Job
Only the pictures are left out: repeat the rest of the entries exactly.

:: Given records

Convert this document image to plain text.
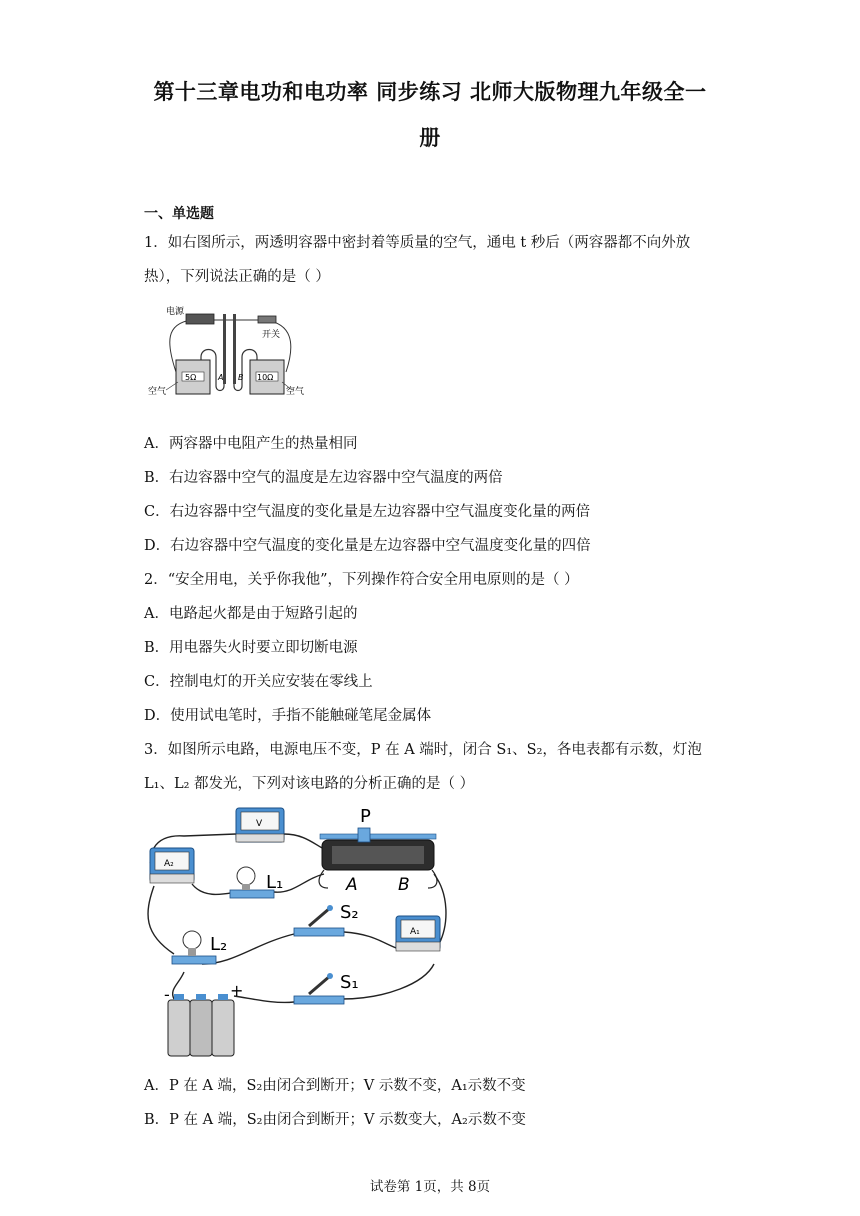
第十三章电功和电功率 同步练习 北师大版物理九年级全一
册
一、单选题
1．如右图所示，两透明容器中密封着等质量的空气，通电 t 秒后（两容器都不向外放
热），下列说法正确的是（ ）
电源
开关
5Ω	10Ω
A B
空气	空气
A．两容器中电阻产生的热量相同
B．右边容器中空气的温度是左边容器中空气温度的两倍
C．右边容器中空气温度的变化量是左边容器中空气温度变化量的两倍
D．右边容器中空气温度的变化量是左边容器中空气温度变化量的四倍
2．“安全用电，关乎你我他”，下列操作符合安全用电原则的是（ ）
A．电路起火都是由于短路引起的
B．用电器失火时要立即切断电源
C．控制电灯的开关应安装在零线上
D．使用试电笔时，手指不能触碰笔尾金属体
3．如图所示电路，电源电压不变，P 在 A 端时，闭合 S₁、S₂，各电表都有示数，灯泡
L₁、L₂ 都发光，下列对该电路的分析正确的是（ ）
V
A₂
P
A B
L₁
S₂
A₁
L₂
S₁
-	+
A．P 在 A 端，S₂由闭合到断开；V 示数不变，A₁示数不变
B．P 在 A 端，S₂由闭合到断开；V 示数变大，A₂示数不变
试卷第 1页，共 8页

::::

Exercise result
Convert this document image to plain text.
第十三章电功和电功率 同步练习 北师大版物理九年级全一
册
一、单选题
1．如右图所示，两透明容器中密封着等质量的空气，通电 t 秒后（两容器都不向外放
热），下列说法正确的是（ ）
电源
开关
5Ω	10Ω
A B
空气	空气
A．两容器中电阻产生的热量相同
B．右边容器中空气的温度是左边容器中空气温度的两倍
C．右边容器中空气温度的变化量是左边容器中空气温度变化量的两倍
D．右边容器中空气温度的变化量是左边容器中空气温度变化量的四倍
2．“安全用电，关乎你我他”，下列操作符合安全用电原则的是（ ）
A．电路起火都是由于短路引起的
B．用电器失火时要立即切断电源
C．控制电灯的开关应安装在零线上
D．使用试电笔时，手指不能触碰笔尾金属体
3．如图所示电路，电源电压不变，P 在 A 端时，闭合 S₁、S₂，各电表都有示数，灯泡
L₁、L₂ 都发光，下列对该电路的分析正确的是（ ）
V
A₂
P
A B
L₁
S₂
A₁
L₂
S₁
-	+
A．P 在 A 端，S₂由闭合到断开；V 示数不变，A₁示数不变
B．P 在 A 端，S₂由闭合到断开；V 示数变大，A₂示数不变
试卷第 1页，共 8页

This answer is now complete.